Filter these entries so that only lines with the word "abstract" remain.

** Start **

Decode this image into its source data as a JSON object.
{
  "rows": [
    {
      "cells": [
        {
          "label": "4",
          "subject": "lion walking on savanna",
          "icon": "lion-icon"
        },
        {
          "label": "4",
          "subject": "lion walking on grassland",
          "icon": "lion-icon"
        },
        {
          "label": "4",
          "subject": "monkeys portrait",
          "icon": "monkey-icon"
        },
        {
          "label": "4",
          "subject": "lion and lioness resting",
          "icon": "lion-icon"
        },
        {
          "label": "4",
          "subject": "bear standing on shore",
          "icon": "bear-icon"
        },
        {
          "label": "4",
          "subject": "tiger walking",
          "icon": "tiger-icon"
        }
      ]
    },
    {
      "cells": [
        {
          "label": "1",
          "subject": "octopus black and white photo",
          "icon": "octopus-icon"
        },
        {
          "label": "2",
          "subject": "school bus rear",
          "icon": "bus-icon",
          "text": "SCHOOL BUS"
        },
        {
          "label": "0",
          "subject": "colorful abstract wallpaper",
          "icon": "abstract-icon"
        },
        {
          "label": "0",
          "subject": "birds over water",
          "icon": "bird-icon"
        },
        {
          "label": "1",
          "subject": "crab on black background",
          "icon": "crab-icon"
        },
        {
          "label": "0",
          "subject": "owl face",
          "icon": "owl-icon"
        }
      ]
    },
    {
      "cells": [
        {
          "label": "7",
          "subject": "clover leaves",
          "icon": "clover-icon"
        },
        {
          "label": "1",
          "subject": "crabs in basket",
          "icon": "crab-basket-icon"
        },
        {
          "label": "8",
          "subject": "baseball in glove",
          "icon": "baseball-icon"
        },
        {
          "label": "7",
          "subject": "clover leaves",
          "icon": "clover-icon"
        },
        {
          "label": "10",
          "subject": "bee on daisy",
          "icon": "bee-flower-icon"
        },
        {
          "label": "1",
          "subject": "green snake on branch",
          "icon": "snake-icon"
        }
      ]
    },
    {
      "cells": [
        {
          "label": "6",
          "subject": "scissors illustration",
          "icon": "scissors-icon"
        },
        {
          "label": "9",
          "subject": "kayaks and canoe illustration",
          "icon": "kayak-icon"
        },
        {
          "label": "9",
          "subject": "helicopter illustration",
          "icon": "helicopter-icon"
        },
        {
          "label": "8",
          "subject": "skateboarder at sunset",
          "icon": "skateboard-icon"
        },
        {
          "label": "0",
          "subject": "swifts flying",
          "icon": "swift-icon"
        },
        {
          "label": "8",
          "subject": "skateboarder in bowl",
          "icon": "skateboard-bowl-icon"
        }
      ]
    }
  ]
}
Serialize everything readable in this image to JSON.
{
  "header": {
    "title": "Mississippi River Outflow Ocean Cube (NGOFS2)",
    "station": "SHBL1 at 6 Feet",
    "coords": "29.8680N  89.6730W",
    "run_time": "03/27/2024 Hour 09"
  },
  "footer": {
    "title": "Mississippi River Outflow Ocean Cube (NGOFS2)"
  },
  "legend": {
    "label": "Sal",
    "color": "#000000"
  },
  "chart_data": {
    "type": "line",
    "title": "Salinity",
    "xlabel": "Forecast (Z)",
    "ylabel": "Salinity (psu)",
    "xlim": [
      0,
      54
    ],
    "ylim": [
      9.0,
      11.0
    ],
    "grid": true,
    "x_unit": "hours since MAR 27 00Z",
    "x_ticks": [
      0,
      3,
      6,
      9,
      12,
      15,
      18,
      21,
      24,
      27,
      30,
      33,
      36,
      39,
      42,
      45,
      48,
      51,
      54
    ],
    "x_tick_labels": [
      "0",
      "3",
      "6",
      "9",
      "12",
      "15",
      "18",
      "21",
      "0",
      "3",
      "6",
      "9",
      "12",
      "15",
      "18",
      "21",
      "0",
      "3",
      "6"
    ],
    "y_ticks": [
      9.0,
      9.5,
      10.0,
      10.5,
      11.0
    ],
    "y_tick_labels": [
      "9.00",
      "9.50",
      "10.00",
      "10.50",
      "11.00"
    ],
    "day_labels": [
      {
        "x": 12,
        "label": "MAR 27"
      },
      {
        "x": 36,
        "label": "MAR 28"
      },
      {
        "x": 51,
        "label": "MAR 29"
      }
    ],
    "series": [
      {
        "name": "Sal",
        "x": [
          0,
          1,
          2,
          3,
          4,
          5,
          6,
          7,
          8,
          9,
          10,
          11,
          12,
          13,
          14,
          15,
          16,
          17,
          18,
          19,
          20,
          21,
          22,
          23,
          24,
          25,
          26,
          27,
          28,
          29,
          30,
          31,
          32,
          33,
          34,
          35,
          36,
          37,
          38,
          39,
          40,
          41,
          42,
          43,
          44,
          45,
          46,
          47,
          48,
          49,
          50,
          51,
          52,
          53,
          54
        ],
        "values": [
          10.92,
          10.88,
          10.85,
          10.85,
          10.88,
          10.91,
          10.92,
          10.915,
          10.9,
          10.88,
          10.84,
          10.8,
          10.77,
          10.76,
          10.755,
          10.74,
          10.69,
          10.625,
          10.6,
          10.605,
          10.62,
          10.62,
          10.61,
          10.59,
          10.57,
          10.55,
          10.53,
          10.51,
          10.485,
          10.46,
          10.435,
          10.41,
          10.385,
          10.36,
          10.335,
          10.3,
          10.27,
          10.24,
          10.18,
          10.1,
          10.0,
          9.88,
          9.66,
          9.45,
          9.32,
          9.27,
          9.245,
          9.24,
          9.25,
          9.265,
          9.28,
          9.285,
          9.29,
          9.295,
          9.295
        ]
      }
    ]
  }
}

** End **

SOLVED PROBLEM:
          "subject": "colorful abstract wallpaper",
          "icon": "abstract-icon"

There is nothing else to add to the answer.